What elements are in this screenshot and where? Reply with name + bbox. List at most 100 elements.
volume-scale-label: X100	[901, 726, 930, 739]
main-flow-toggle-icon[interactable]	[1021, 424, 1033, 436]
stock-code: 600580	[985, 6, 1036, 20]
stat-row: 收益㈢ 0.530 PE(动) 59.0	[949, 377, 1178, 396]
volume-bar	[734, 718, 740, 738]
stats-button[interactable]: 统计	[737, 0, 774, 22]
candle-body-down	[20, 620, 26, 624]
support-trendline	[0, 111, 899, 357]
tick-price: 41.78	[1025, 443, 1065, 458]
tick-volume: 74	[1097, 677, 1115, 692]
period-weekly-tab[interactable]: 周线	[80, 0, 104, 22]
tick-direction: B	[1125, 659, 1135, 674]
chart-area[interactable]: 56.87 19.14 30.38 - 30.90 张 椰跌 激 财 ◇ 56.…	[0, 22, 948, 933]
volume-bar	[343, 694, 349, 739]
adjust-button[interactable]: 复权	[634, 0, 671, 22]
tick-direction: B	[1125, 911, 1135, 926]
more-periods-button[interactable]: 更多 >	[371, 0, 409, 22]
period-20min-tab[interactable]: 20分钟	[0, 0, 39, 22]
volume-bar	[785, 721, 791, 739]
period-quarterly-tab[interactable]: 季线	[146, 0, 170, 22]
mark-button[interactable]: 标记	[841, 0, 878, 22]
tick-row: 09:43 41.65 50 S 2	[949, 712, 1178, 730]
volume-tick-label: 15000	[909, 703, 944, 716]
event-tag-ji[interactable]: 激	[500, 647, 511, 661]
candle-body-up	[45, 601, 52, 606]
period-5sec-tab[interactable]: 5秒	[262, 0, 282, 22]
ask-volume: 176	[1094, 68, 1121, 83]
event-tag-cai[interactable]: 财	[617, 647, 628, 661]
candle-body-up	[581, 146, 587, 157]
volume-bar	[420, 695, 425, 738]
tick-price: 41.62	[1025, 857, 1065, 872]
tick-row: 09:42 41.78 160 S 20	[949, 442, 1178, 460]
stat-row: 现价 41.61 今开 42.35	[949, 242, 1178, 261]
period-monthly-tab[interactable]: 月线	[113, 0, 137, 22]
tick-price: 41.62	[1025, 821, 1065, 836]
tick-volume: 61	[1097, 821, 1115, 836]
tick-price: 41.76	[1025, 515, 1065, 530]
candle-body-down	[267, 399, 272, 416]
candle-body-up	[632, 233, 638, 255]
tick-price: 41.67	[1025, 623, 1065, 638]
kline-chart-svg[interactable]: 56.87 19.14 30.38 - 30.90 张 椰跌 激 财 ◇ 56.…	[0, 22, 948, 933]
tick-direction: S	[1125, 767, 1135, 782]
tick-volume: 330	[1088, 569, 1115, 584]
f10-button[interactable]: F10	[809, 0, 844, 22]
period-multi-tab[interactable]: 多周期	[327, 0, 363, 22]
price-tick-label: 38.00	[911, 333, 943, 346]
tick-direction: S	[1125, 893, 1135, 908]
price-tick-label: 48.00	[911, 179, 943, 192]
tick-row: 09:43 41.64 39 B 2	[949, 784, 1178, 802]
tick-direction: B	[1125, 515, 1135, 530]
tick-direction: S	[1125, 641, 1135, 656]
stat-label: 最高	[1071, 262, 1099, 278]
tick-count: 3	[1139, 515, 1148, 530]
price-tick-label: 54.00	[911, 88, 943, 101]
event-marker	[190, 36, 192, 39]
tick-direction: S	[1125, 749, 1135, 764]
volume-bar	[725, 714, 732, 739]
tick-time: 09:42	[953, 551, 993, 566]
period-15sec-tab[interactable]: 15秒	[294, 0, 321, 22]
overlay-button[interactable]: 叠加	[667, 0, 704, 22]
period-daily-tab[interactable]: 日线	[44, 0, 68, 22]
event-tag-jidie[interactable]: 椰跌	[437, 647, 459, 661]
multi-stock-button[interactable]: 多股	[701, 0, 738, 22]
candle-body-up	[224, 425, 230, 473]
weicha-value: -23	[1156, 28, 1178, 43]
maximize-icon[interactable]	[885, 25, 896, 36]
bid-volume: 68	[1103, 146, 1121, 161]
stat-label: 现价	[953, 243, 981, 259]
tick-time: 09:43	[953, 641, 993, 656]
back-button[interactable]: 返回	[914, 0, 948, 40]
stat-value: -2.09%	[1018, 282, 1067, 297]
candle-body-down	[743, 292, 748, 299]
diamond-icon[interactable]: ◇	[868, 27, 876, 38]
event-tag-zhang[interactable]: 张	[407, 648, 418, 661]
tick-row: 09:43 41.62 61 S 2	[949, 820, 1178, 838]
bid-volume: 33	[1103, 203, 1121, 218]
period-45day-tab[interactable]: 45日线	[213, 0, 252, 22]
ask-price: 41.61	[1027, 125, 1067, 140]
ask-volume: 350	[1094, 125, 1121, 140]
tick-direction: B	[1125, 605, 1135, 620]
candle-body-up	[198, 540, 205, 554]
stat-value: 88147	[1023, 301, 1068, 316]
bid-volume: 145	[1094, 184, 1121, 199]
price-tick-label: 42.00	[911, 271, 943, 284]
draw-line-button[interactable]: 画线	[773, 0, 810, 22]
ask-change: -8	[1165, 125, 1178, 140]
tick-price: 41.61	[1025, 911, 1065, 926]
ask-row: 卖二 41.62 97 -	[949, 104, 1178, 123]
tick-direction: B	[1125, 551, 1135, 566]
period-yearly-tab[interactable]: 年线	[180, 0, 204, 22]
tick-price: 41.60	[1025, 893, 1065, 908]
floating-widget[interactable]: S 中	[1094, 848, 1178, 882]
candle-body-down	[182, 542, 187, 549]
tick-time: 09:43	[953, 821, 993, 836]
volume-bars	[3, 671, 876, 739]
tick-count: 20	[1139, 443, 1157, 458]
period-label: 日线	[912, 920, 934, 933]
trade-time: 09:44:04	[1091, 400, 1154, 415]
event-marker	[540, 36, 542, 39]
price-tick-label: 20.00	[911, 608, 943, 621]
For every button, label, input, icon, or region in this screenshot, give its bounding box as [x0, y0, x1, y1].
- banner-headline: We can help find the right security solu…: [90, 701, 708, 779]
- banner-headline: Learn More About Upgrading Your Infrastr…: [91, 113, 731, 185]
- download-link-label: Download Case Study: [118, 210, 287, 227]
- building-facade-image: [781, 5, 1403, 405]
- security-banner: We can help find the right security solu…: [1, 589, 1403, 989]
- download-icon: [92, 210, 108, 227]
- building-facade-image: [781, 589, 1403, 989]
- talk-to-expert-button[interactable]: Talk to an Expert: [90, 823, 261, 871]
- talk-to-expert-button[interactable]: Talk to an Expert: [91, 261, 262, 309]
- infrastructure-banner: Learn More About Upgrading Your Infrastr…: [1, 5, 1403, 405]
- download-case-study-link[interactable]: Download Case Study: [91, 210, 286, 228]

Written request>
Print the whole listing above again, line for line, with no changes.

Final answer>
What elements are in this screenshot and where? Reply with name + bbox. List at most 100 elements.
volume-scale-label: X100	[901, 726, 930, 739]
main-flow-toggle-icon[interactable]	[1021, 424, 1033, 436]
stock-code: 600580	[985, 6, 1036, 20]
stat-row: 收益㈢ 0.530 PE(动) 59.0	[949, 377, 1178, 396]
volume-bar	[734, 718, 740, 738]
stats-button[interactable]: 统计	[737, 0, 774, 22]
candle-body-down	[20, 620, 26, 624]
support-trendline	[0, 111, 899, 357]
tick-price: 41.78	[1025, 443, 1065, 458]
tick-volume: 74	[1097, 677, 1115, 692]
period-weekly-tab[interactable]: 周线	[80, 0, 104, 22]
tick-direction: B	[1125, 659, 1135, 674]
chart-area[interactable]: 56.87 19.14 30.38 - 30.90 张 椰跌 激 财 ◇ 56.…	[0, 22, 948, 933]
volume-bar	[343, 694, 349, 739]
adjust-button[interactable]: 复权	[634, 0, 671, 22]
tick-direction: B	[1125, 911, 1135, 926]
more-periods-button[interactable]: 更多 >	[371, 0, 409, 22]
period-20min-tab[interactable]: 20分钟	[0, 0, 39, 22]
volume-bar	[785, 721, 791, 739]
period-quarterly-tab[interactable]: 季线	[146, 0, 170, 22]
mark-button[interactable]: 标记	[841, 0, 878, 22]
tick-row: 09:43 41.65 50 S 2	[949, 712, 1178, 730]
volume-tick-label: 15000	[909, 703, 944, 716]
event-tag-ji[interactable]: 激	[500, 647, 511, 661]
candle-body-up	[45, 601, 52, 606]
period-5sec-tab[interactable]: 5秒	[262, 0, 282, 22]
ask-volume: 176	[1094, 68, 1121, 83]
event-tag-cai[interactable]: 财	[617, 647, 628, 661]
candle-body-up	[581, 146, 587, 157]
volume-bar	[420, 695, 425, 738]
tick-price: 41.62	[1025, 857, 1065, 872]
tick-row: 09:42 41.78 160 S 20	[949, 442, 1178, 460]
stat-row: 现价 41.61 今开 42.35	[949, 242, 1178, 261]
period-monthly-tab[interactable]: 月线	[113, 0, 137, 22]
tick-price: 41.62	[1025, 821, 1065, 836]
tick-volume: 61	[1097, 821, 1115, 836]
tick-price: 41.76	[1025, 515, 1065, 530]
candle-body-down	[267, 399, 272, 416]
candle-body-up	[632, 233, 638, 255]
tick-price: 41.67	[1025, 623, 1065, 638]
kline-chart-svg[interactable]: 56.87 19.14 30.38 - 30.90 张 椰跌 激 财 ◇ 56.…	[0, 22, 948, 933]
tick-direction: S	[1125, 767, 1135, 782]
tick-volume: 330	[1088, 569, 1115, 584]
f10-button[interactable]: F10	[809, 0, 844, 22]
period-multi-tab[interactable]: 多周期	[327, 0, 363, 22]
price-tick-label: 38.00	[911, 333, 943, 346]
tick-direction: S	[1125, 893, 1135, 908]
price-tick-label: 48.00	[911, 179, 943, 192]
tick-row: 09:43 41.64 39 B 2	[949, 784, 1178, 802]
tick-direction: B	[1125, 515, 1135, 530]
tick-direction: S	[1125, 641, 1135, 656]
stat-label: 最高	[1071, 262, 1099, 278]
tick-count: 3	[1139, 515, 1148, 530]
price-tick-label: 54.00	[911, 88, 943, 101]
event-marker	[190, 36, 192, 39]
tick-direction: S	[1125, 749, 1135, 764]
volume-bar	[725, 714, 732, 739]
tick-time: 09:42	[953, 551, 993, 566]
period-15sec-tab[interactable]: 15秒	[294, 0, 321, 22]
overlay-button[interactable]: 叠加	[667, 0, 704, 22]
period-daily-tab[interactable]: 日线	[44, 0, 68, 22]
event-tag-jidie[interactable]: 椰跌	[437, 647, 459, 661]
multi-stock-button[interactable]: 多股	[701, 0, 738, 22]
candle-body-up	[224, 425, 230, 473]
weicha-value: -23	[1156, 28, 1178, 43]
maximize-icon[interactable]	[885, 25, 896, 36]
bid-volume: 68	[1103, 146, 1121, 161]
stat-label: 现价	[953, 243, 981, 259]
tick-time: 09:43	[953, 641, 993, 656]
back-button[interactable]: 返回	[914, 0, 948, 40]
stat-value: -2.09%	[1018, 282, 1067, 297]
candle-body-down	[743, 292, 748, 299]
diamond-icon[interactable]: ◇	[868, 27, 876, 38]
event-tag-zhang[interactable]: 张	[407, 648, 418, 661]
tick-row: 09:43 41.62 61 S 2	[949, 820, 1178, 838]
bid-volume: 33	[1103, 203, 1121, 218]
period-45day-tab[interactable]: 45日线	[213, 0, 252, 22]
ask-price: 41.61	[1027, 125, 1067, 140]
ask-volume: 350	[1094, 125, 1121, 140]
tick-direction: B	[1125, 605, 1135, 620]
candle-body-up	[198, 540, 205, 554]
stat-value: 88147	[1023, 301, 1068, 316]
bid-volume: 145	[1094, 184, 1121, 199]
price-tick-label: 42.00	[911, 271, 943, 284]
draw-line-button[interactable]: 画线	[773, 0, 810, 22]
ask-change: -8	[1165, 125, 1178, 140]
tick-price: 41.61	[1025, 911, 1065, 926]
ask-row: 卖二 41.62 97 -	[949, 104, 1178, 123]
tick-direction: B	[1125, 551, 1135, 566]
period-yearly-tab[interactable]: 年线	[180, 0, 204, 22]
tick-price: 41.60	[1025, 893, 1065, 908]
floating-widget[interactable]: S 中	[1094, 848, 1178, 882]
candle-body-down	[182, 542, 187, 549]
tick-time: 09:43	[953, 821, 993, 836]
volume-bars	[3, 671, 876, 739]
tick-count: 20	[1139, 443, 1157, 458]
period-label: 日线	[912, 920, 934, 933]
trade-time: 09:44:04	[1091, 400, 1154, 415]
event-marker	[540, 36, 542, 39]
price-tick-label: 20.00	[911, 608, 943, 621]
For every button, label, input, icon, or region in this screenshot, give its bounding box as [x0, y0, x1, y1].
- banner-headline: We can help find the right security solu…: [90, 701, 708, 779]
- banner-headline: Learn More About Upgrading Your Infrastr…: [91, 113, 731, 185]
- download-link-label: Download Case Study: [118, 210, 287, 227]
- building-facade-image: [781, 5, 1403, 405]
- security-banner: We can help find the right security solu…: [1, 589, 1403, 989]
- download-icon: [92, 210, 108, 227]
- building-facade-image: [781, 589, 1403, 989]
- talk-to-expert-button[interactable]: Talk to an Expert: [90, 823, 261, 871]
- talk-to-expert-button[interactable]: Talk to an Expert: [91, 261, 262, 309]
- infrastructure-banner: Learn More About Upgrading Your Infrastr…: [1, 5, 1403, 405]
- download-case-study-link[interactable]: Download Case Study: [91, 210, 286, 228]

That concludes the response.